## Exercise details:
Whenever a line contains the string "this", copy it out of the entries.

## Source records:
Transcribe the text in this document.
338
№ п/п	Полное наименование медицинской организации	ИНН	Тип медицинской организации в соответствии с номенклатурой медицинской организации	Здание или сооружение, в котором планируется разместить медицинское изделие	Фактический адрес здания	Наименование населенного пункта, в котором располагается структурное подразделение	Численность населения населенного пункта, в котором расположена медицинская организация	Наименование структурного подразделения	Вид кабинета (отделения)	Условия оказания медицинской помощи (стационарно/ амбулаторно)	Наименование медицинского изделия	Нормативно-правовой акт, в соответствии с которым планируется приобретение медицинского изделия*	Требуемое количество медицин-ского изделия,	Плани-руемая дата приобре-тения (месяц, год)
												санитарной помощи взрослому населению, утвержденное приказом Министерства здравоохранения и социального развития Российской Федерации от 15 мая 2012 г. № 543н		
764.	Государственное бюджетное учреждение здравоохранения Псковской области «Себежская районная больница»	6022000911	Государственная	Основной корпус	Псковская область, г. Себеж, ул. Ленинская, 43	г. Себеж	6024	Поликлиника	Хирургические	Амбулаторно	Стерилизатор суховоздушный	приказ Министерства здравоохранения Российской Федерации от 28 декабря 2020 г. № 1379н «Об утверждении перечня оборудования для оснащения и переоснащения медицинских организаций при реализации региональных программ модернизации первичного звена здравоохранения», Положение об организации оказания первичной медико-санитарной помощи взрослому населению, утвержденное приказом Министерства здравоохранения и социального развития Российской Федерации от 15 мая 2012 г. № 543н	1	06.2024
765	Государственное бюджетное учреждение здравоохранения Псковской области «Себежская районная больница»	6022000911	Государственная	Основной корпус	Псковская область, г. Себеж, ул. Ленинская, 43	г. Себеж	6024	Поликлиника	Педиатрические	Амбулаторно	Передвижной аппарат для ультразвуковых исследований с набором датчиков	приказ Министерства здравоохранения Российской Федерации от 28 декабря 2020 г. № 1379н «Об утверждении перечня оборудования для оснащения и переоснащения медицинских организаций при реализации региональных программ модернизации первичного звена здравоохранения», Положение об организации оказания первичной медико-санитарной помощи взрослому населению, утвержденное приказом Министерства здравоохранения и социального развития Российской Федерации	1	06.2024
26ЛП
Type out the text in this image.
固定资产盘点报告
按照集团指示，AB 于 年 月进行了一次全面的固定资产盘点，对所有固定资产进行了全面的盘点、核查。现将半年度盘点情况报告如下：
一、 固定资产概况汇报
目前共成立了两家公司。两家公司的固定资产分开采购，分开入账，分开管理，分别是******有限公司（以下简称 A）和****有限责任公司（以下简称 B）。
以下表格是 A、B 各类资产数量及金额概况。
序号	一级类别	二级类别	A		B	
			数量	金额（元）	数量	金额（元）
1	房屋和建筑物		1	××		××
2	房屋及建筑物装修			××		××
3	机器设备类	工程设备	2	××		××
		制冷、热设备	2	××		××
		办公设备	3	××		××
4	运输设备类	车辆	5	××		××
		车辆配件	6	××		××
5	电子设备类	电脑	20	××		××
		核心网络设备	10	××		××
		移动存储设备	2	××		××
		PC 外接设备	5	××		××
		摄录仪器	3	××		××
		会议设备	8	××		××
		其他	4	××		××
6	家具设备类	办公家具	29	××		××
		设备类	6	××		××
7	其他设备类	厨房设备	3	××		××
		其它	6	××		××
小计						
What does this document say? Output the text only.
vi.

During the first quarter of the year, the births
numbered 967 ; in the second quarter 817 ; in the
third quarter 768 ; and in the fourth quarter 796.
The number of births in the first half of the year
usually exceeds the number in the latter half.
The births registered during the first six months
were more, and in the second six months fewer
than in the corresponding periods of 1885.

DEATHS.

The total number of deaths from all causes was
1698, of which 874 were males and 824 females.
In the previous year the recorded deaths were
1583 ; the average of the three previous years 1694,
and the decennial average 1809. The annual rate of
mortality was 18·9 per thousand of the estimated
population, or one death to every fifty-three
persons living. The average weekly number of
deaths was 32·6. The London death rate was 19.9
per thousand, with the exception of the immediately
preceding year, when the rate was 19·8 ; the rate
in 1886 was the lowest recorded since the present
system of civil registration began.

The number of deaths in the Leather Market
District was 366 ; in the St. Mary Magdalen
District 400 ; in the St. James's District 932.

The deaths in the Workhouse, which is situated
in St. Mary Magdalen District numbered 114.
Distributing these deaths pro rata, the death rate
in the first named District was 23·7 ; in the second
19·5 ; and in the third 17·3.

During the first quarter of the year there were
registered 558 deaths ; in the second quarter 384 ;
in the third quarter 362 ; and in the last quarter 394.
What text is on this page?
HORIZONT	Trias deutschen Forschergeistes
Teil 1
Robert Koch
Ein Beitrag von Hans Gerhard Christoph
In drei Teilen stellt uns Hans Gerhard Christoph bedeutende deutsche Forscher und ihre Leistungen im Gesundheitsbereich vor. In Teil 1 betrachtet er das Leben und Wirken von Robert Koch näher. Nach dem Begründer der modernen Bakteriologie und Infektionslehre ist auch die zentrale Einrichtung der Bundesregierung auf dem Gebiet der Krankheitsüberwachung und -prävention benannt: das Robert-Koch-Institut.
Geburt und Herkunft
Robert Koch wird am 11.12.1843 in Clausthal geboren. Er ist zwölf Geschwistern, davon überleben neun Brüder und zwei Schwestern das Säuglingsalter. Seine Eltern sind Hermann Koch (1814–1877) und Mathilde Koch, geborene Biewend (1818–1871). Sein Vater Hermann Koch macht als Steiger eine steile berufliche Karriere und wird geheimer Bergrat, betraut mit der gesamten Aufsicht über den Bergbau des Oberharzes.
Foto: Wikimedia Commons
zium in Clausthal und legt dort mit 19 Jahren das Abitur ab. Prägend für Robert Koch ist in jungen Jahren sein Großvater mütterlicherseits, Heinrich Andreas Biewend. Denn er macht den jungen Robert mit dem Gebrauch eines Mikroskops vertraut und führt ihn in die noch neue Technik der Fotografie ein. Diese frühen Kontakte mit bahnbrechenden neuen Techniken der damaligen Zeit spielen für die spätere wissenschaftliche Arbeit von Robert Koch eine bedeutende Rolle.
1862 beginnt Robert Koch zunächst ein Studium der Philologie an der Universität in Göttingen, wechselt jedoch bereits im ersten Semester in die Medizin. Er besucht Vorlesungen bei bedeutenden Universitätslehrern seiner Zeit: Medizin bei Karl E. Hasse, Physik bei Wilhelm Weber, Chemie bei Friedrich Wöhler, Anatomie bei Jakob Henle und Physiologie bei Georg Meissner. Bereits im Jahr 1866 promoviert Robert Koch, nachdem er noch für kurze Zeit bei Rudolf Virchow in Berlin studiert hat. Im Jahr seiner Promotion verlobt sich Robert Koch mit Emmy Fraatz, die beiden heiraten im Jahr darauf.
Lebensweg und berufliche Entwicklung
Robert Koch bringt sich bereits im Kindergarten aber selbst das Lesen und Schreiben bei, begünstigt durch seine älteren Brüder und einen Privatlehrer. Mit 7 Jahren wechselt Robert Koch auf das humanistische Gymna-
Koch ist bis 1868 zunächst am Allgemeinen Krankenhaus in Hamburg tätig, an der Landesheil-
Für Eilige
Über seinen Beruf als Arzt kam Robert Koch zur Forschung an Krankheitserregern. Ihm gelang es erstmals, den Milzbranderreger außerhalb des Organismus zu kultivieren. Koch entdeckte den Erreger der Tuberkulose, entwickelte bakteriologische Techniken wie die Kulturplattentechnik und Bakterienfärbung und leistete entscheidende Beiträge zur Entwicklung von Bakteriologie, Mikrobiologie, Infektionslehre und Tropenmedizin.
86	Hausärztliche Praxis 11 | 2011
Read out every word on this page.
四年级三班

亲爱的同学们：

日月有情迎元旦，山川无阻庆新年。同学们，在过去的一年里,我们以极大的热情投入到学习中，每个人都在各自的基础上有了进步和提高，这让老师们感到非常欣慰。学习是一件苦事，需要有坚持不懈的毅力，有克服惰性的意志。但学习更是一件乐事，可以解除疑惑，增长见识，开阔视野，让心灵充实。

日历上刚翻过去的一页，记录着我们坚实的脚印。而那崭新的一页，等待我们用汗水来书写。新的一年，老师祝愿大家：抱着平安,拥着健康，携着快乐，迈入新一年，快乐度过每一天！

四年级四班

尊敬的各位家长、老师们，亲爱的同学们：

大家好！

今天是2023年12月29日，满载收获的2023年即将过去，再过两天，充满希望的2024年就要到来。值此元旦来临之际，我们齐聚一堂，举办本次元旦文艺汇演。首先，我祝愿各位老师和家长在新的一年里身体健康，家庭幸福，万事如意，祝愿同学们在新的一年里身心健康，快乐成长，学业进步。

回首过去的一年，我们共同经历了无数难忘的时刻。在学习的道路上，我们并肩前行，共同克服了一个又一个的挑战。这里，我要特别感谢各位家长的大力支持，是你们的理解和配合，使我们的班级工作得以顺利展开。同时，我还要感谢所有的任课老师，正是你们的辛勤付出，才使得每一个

## Solved problem:
Transcribe the text in this document.
Type out the text in this image.
What does this document say? Output the text only.
What text is on this page?
Read out every word on this page.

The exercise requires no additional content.